● What you should do: Determine how many lines carry the word "text". Output that number only.

● Extracted records:
- - -
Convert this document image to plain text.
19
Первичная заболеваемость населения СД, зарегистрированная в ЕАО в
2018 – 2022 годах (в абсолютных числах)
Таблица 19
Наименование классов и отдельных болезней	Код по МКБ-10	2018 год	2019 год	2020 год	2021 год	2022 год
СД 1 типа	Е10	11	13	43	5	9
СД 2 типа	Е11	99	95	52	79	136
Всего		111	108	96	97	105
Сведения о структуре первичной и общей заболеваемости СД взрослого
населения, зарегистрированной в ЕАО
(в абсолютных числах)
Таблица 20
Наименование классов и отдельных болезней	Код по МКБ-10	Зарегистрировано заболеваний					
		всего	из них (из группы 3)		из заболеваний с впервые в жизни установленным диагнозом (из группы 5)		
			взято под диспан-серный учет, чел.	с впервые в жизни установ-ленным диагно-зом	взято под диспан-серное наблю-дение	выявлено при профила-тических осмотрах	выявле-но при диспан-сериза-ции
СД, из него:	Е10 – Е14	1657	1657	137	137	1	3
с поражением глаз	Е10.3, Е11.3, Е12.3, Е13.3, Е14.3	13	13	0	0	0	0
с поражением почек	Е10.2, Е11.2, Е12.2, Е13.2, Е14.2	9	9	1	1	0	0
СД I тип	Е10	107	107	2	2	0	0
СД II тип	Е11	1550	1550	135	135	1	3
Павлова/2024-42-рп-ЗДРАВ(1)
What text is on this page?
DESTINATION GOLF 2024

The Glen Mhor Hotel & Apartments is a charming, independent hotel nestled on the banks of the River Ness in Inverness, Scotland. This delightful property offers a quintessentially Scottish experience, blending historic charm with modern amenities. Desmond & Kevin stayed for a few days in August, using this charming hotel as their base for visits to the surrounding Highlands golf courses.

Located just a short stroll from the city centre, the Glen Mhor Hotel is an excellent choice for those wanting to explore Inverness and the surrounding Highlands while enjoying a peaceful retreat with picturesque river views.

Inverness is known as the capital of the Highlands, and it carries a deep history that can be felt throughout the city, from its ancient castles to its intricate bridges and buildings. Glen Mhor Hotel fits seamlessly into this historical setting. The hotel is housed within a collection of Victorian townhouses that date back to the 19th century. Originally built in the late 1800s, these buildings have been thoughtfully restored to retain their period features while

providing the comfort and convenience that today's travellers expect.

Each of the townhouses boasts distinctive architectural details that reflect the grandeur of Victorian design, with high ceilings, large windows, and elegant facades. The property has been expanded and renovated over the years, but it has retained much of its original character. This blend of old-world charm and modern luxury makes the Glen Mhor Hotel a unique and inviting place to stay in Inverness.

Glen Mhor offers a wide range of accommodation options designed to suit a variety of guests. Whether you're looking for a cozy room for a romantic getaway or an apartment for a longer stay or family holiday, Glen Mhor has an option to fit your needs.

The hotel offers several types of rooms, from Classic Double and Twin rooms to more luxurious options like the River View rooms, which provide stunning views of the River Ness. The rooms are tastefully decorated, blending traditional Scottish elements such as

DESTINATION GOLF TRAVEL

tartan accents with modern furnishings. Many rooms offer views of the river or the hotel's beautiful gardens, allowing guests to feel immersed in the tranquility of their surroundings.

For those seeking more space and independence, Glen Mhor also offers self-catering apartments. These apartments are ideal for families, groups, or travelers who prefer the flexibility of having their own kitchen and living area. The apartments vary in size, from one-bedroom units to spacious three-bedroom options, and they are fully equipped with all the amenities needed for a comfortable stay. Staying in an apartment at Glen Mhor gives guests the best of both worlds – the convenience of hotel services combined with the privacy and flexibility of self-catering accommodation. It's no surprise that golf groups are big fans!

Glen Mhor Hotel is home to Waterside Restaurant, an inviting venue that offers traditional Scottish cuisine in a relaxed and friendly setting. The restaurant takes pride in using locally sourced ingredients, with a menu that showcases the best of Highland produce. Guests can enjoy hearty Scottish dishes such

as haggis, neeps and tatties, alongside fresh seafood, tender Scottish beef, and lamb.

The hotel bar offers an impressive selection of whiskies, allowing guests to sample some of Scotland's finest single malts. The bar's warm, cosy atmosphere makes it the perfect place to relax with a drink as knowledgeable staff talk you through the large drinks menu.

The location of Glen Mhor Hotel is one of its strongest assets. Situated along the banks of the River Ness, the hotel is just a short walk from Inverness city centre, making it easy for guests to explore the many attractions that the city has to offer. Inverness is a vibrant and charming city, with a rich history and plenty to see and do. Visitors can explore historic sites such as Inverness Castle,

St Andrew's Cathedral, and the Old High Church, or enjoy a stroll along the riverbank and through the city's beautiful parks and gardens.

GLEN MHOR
- - -
● Exercise output: 2